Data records
------------------------
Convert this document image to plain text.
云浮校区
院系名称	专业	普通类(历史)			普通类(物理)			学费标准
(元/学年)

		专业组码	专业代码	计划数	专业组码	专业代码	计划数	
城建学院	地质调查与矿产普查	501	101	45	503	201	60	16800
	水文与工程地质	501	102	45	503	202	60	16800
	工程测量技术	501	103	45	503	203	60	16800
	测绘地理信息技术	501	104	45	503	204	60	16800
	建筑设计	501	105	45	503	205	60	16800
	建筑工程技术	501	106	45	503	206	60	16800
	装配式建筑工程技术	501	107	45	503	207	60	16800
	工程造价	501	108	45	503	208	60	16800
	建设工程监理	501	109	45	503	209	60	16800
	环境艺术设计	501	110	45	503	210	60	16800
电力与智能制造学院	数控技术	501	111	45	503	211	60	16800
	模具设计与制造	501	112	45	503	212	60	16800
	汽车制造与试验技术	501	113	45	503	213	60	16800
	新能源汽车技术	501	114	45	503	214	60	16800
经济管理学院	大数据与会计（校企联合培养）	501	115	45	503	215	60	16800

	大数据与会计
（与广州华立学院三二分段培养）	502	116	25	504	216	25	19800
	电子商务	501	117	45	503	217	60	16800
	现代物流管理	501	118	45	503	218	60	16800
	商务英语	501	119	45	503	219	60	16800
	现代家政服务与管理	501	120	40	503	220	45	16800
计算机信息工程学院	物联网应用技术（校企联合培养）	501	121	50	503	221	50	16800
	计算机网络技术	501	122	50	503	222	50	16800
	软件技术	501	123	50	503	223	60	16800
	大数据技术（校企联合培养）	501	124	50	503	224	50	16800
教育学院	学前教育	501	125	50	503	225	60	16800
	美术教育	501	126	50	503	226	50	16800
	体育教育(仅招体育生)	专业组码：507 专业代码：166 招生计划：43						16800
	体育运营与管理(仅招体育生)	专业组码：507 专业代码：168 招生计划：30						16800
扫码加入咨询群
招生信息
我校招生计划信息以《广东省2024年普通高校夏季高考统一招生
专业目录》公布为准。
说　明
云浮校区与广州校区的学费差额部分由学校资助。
------------------------
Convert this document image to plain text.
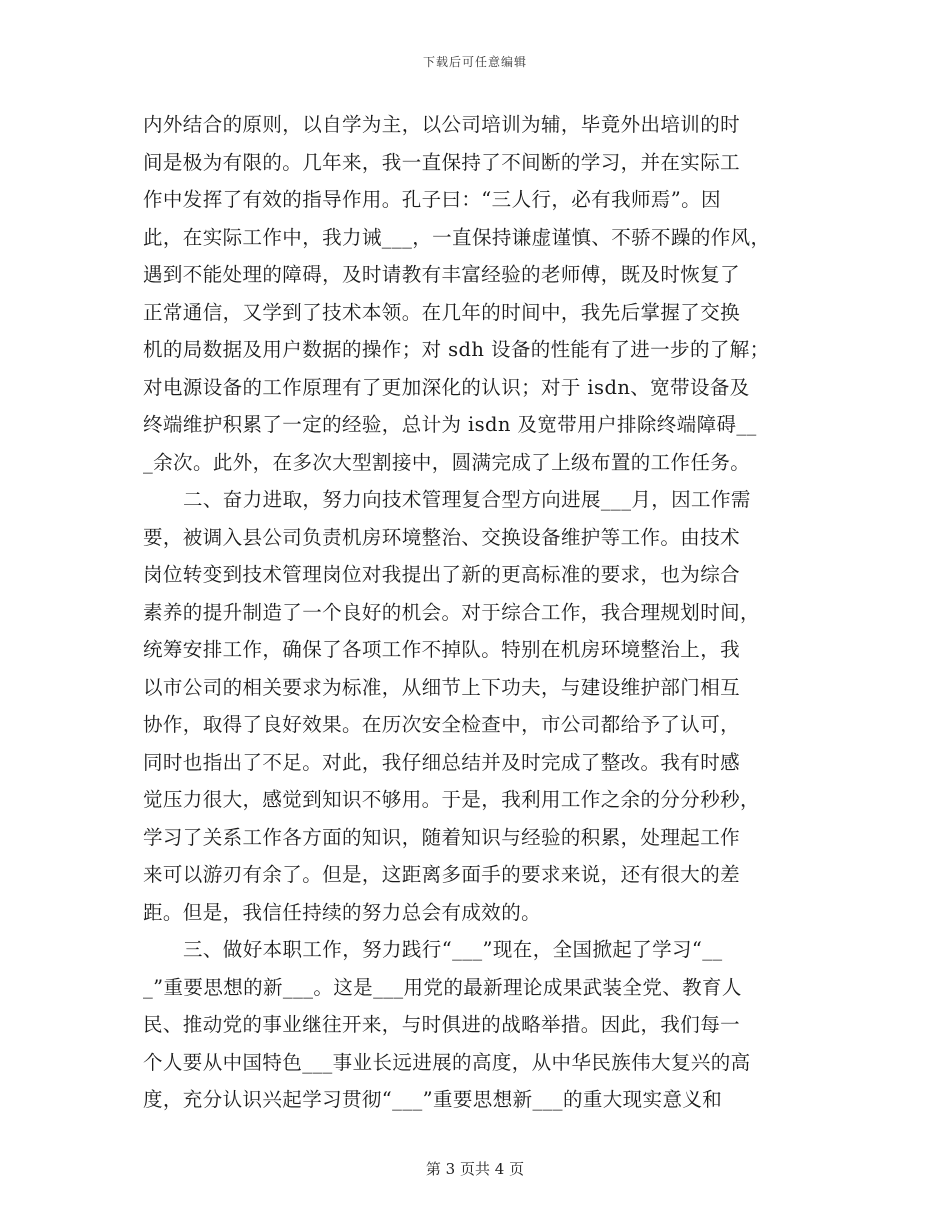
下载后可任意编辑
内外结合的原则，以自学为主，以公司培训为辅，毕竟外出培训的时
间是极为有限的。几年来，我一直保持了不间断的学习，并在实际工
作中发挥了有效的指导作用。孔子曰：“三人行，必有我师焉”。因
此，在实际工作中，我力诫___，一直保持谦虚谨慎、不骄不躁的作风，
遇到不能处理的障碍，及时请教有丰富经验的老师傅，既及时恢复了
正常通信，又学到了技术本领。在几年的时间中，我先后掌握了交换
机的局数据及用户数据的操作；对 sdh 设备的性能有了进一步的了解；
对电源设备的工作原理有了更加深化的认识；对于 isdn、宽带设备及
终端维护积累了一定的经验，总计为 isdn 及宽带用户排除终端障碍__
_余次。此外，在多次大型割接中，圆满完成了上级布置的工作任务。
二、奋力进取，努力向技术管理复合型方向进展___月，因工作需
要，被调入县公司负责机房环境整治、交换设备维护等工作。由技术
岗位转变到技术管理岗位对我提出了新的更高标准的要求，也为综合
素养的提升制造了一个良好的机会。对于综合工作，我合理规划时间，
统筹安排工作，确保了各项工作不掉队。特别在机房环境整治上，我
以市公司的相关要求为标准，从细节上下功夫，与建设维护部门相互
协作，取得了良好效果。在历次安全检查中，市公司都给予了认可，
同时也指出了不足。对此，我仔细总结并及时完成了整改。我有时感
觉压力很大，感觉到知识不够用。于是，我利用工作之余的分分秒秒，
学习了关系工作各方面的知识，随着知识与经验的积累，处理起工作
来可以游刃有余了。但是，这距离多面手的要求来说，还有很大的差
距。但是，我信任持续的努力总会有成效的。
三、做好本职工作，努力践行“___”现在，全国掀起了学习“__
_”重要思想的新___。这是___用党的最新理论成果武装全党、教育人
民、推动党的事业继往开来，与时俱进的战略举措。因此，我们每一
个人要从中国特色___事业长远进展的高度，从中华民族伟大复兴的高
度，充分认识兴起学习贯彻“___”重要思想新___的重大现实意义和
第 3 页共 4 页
------------------------
## YOUR TASK
Collect the lines that hold "专业组码".

## OUTPUT BELOW
		专业组码	专业代码	计划数	专业组码	专业代码	计划数	
	体育教育(仅招体育生)	专业组码：507 专业代码：166 招生计划：43						16800
	体育运营与管理(仅招体育生)	专业组码：507 专业代码：168 招生计划：30						16800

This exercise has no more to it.